## Your objective:
Nothing but the lines from the one with "Transcribe this image's" to the final line should be returned, each exactly as it appears.

"""

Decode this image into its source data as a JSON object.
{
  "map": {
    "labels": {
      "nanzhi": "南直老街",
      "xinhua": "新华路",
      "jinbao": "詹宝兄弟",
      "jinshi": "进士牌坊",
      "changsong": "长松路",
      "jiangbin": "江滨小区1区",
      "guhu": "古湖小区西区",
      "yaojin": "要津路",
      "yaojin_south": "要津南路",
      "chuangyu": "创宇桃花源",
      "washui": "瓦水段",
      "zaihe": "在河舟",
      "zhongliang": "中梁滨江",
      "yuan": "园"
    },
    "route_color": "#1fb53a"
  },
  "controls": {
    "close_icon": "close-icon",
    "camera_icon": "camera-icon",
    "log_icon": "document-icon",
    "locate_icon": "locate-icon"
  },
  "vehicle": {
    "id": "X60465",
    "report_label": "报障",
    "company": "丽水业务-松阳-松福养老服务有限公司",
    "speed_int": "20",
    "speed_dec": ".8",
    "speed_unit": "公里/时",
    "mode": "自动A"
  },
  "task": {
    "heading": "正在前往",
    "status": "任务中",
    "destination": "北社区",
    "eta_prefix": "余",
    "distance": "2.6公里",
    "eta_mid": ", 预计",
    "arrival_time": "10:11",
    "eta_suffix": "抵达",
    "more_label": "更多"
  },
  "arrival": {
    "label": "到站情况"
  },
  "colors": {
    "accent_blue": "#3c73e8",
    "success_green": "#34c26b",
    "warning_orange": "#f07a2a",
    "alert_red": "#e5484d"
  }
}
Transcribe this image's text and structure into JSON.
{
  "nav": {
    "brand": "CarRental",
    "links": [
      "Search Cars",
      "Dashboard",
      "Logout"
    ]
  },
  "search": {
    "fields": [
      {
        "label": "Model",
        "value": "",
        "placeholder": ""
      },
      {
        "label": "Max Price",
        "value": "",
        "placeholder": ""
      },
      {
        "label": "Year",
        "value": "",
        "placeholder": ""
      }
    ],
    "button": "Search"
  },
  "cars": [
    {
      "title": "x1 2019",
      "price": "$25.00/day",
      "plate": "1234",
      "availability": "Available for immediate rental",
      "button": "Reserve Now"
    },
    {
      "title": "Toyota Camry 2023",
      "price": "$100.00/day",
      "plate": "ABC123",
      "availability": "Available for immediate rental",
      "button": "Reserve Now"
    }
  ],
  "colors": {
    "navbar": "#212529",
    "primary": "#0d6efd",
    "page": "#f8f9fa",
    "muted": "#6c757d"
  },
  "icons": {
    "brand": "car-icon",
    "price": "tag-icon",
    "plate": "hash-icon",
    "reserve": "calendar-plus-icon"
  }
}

"""

## Full solution:
Transcribe this image's text and structure into JSON.
{
  "nav": {
    "brand": "CarRental",
    "links": [
      "Search Cars",
      "Dashboard",
      "Logout"
    ]
  },
  "search": {
    "fields": [
      {
        "label": "Model",
        "value": "",
        "placeholder": ""
      },
      {
        "label": "Max Price",
        "value": "",
        "placeholder": ""
      },
      {
        "label": "Year",
        "value": "",
        "placeholder": ""
      }
    ],
    "button": "Search"
  },
  "cars": [
    {
      "title": "x1 2019",
      "price": "$25.00/day",
      "plate": "1234",
      "availability": "Available for immediate rental",
      "button": "Reserve Now"
    },
    {
      "title": "Toyota Camry 2023",
      "price": "$100.00/day",
      "plate": "ABC123",
      "availability": "Available for immediate rental",
      "button": "Reserve Now"
    }
  ],
  "colors": {
    "navbar": "#212529",
    "primary": "#0d6efd",
    "page": "#f8f9fa",
    "muted": "#6c757d"
  },
  "icons": {
    "brand": "car-icon",
    "price": "tag-icon",
    "plate": "hash-icon",
    "reserve": "calendar-plus-icon"
  }
}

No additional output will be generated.